STATED PROBLEM -
Reproduce the listing below exactly. Pictures do not belong in the copy.

DATA ENTRIES -
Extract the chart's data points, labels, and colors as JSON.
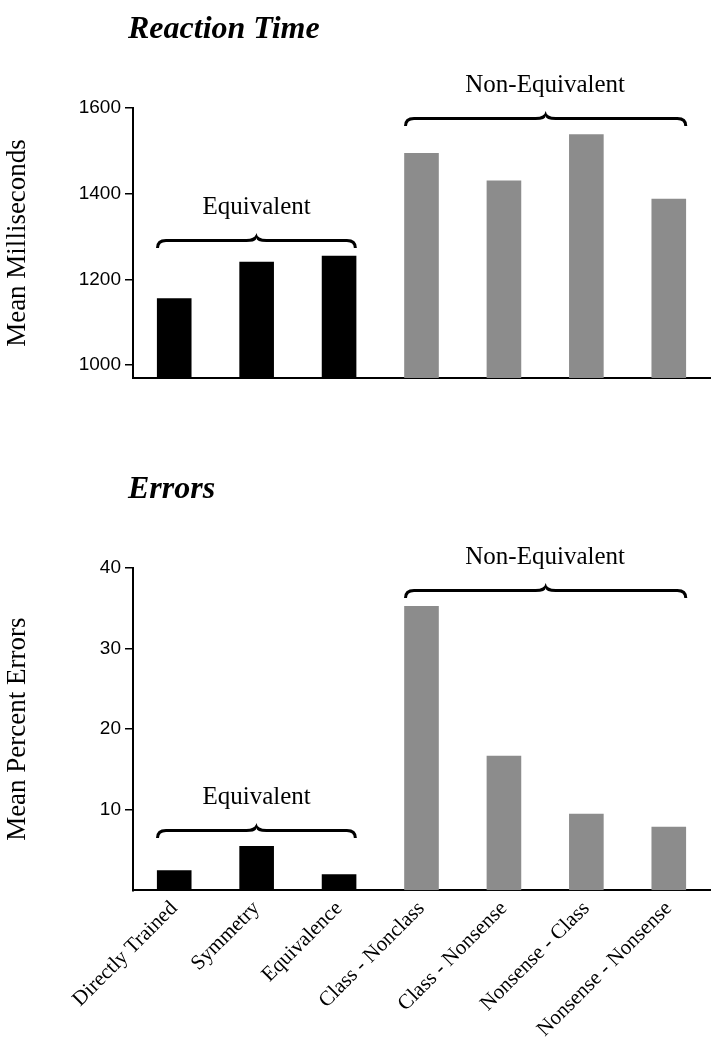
{
  "chart_data": [
    {
      "type": "bar",
      "title": "Reaction Time",
      "ylabel": "Mean Milliseconds",
      "categories": [
        null,
        null,
        null,
        null,
        null,
        null,
        null
      ],
      "values": [
        1156,
        1241,
        1255,
        1495,
        1431,
        1539,
        1388
      ],
      "colors": [
        "#000000",
        "#000000",
        "#000000",
        "#8c8c8c",
        "#8c8c8c",
        "#8c8c8c",
        "#8c8c8c"
      ],
      "ylim": [
        970,
        1600
      ],
      "yticks": [
        1000,
        1200,
        1400,
        1600
      ],
      "tick_labels": "y",
      "annotations": [
        "Equivalent",
        "Non-Equivalent"
      ]
    },
    {
      "type": "bar",
      "title": "Errors",
      "ylabel": "Mean Percent Errors",
      "categories": [
        "Directly Trained",
        "Symmetry",
        "Equivalence",
        "Class - Nonclass",
        "Class - Nonsense",
        "Nonsense - Class",
        "Nonsense - Nonsense"
      ],
      "values": [
        2.5,
        5.5,
        2.0,
        35.3,
        16.7,
        9.5,
        7.9
      ],
      "colors": [
        "#000000",
        "#000000",
        "#000000",
        "#8c8c8c",
        "#8c8c8c",
        "#8c8c8c",
        "#8c8c8c"
      ],
      "ylim": [
        0,
        40
      ],
      "yticks": [
        10,
        20,
        30,
        40
      ],
      "annotations": [
        "Equivalent",
        "Non-Equivalent"
      ]
    }
  ]
}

ANSWER FOR THIS EXERCISE -
Extract the chart's data points, labels, and colors as JSON.
{
  "chart_data": [
    {
      "type": "bar",
      "title": "Reaction Time",
      "ylabel": "Mean Milliseconds",
      "categories": [
        null,
        null,
        null,
        null,
        null,
        null,
        null
      ],
      "values": [
        1156,
        1241,
        1255,
        1495,
        1431,
        1539,
        1388
      ],
      "colors": [
        "#000000",
        "#000000",
        "#000000",
        "#8c8c8c",
        "#8c8c8c",
        "#8c8c8c",
        "#8c8c8c"
      ],
      "ylim": [
        970,
        1600
      ],
      "yticks": [
        1000,
        1200,
        1400,
        1600
      ],
      "tick_labels": "y",
      "annotations": [
        "Equivalent",
        "Non-Equivalent"
      ]
    },
    {
      "type": "bar",
      "title": "Errors",
      "ylabel": "Mean Percent Errors",
      "categories": [
        "Directly Trained",
        "Symmetry",
        "Equivalence",
        "Class - Nonclass",
        "Class - Nonsense",
        "Nonsense - Class",
        "Nonsense - Nonsense"
      ],
      "values": [
        2.5,
        5.5,
        2.0,
        35.3,
        16.7,
        9.5,
        7.9
      ],
      "colors": [
        "#000000",
        "#000000",
        "#000000",
        "#8c8c8c",
        "#8c8c8c",
        "#8c8c8c",
        "#8c8c8c"
      ],
      "ylim": [
        0,
        40
      ],
      "yticks": [
        10,
        20,
        30,
        40
      ],
      "annotations": [
        "Equivalent",
        "Non-Equivalent"
      ]
    }
  ]
}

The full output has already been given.